[Data entries for graphics]
————————
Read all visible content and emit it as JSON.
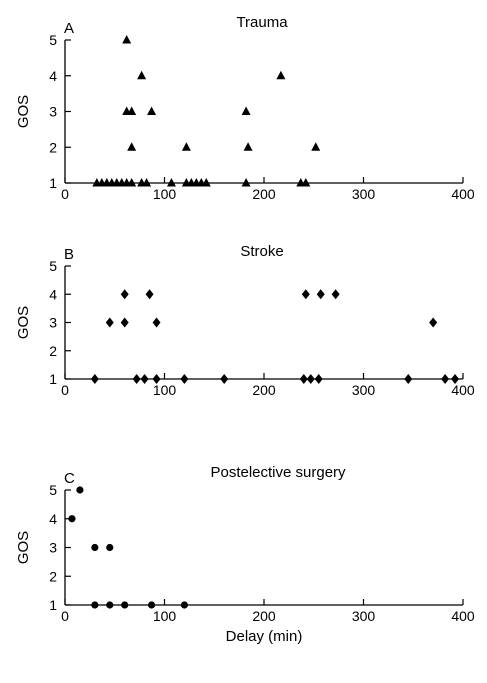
{
  "chart_data": [
    {
      "panel": "A",
      "type": "scatter",
      "title": "Trauma",
      "marker": "triangle",
      "xlabel": "",
      "ylabel": "GOS",
      "xlim": [
        0,
        400
      ],
      "ylim": [
        1,
        5
      ],
      "xticks": [
        "0",
        "100",
        "200",
        "300",
        "400"
      ],
      "yticks": [
        "1",
        "2",
        "3",
        "4",
        "5"
      ],
      "grid": false,
      "points": [
        {
          "x": 32,
          "y": 1
        },
        {
          "x": 37,
          "y": 1
        },
        {
          "x": 42,
          "y": 1
        },
        {
          "x": 47,
          "y": 1
        },
        {
          "x": 52,
          "y": 1
        },
        {
          "x": 57,
          "y": 1
        },
        {
          "x": 62,
          "y": 1
        },
        {
          "x": 67,
          "y": 1
        },
        {
          "x": 77,
          "y": 1
        },
        {
          "x": 82,
          "y": 1
        },
        {
          "x": 107,
          "y": 1
        },
        {
          "x": 122,
          "y": 1
        },
        {
          "x": 127,
          "y": 1
        },
        {
          "x": 132,
          "y": 1
        },
        {
          "x": 137,
          "y": 1
        },
        {
          "x": 142,
          "y": 1
        },
        {
          "x": 182,
          "y": 1
        },
        {
          "x": 237,
          "y": 1
        },
        {
          "x": 242,
          "y": 1
        },
        {
          "x": 67,
          "y": 2
        },
        {
          "x": 122,
          "y": 2
        },
        {
          "x": 184,
          "y": 2
        },
        {
          "x": 252,
          "y": 2
        },
        {
          "x": 62,
          "y": 3
        },
        {
          "x": 67,
          "y": 3
        },
        {
          "x": 87,
          "y": 3
        },
        {
          "x": 182,
          "y": 3
        },
        {
          "x": 77,
          "y": 4
        },
        {
          "x": 217,
          "y": 4
        },
        {
          "x": 62,
          "y": 5
        }
      ]
    },
    {
      "panel": "B",
      "type": "scatter",
      "title": "Stroke",
      "marker": "diamond",
      "xlabel": "",
      "ylabel": "GOS",
      "xlim": [
        0,
        400
      ],
      "ylim": [
        1,
        5
      ],
      "xticks": [
        "0",
        "100",
        "200",
        "300",
        "400"
      ],
      "yticks": [
        "1",
        "2",
        "3",
        "4",
        "5"
      ],
      "grid": false,
      "points": [
        {
          "x": 30,
          "y": 1
        },
        {
          "x": 72,
          "y": 1
        },
        {
          "x": 80,
          "y": 1
        },
        {
          "x": 92,
          "y": 1
        },
        {
          "x": 120,
          "y": 1
        },
        {
          "x": 160,
          "y": 1
        },
        {
          "x": 240,
          "y": 1
        },
        {
          "x": 247,
          "y": 1
        },
        {
          "x": 255,
          "y": 1
        },
        {
          "x": 345,
          "y": 1
        },
        {
          "x": 382,
          "y": 1
        },
        {
          "x": 392,
          "y": 1
        },
        {
          "x": 45,
          "y": 3
        },
        {
          "x": 60,
          "y": 3
        },
        {
          "x": 92,
          "y": 3
        },
        {
          "x": 370,
          "y": 3
        },
        {
          "x": 60,
          "y": 4
        },
        {
          "x": 85,
          "y": 4
        },
        {
          "x": 242,
          "y": 4
        },
        {
          "x": 257,
          "y": 4
        },
        {
          "x": 272,
          "y": 4
        }
      ]
    },
    {
      "panel": "C",
      "type": "scatter",
      "title": "Postelective surgery",
      "marker": "circle",
      "xlabel": "Delay (min)",
      "ylabel": "GOS",
      "xlim": [
        0,
        400
      ],
      "ylim": [
        1,
        5
      ],
      "xticks": [
        "0",
        "100",
        "200",
        "300",
        "400"
      ],
      "yticks": [
        "1",
        "2",
        "3",
        "4",
        "5"
      ],
      "grid": false,
      "points": [
        {
          "x": 30,
          "y": 1
        },
        {
          "x": 45,
          "y": 1
        },
        {
          "x": 60,
          "y": 1
        },
        {
          "x": 87,
          "y": 1
        },
        {
          "x": 120,
          "y": 1
        },
        {
          "x": 30,
          "y": 3
        },
        {
          "x": 45,
          "y": 3
        },
        {
          "x": 7,
          "y": 4
        },
        {
          "x": 15,
          "y": 5
        }
      ]
    }
  ]
}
————————
TASK BRIEF:
Only a number is expected here: the count of lines in the listing that hold the string "marker".

FINAL RESULT:
3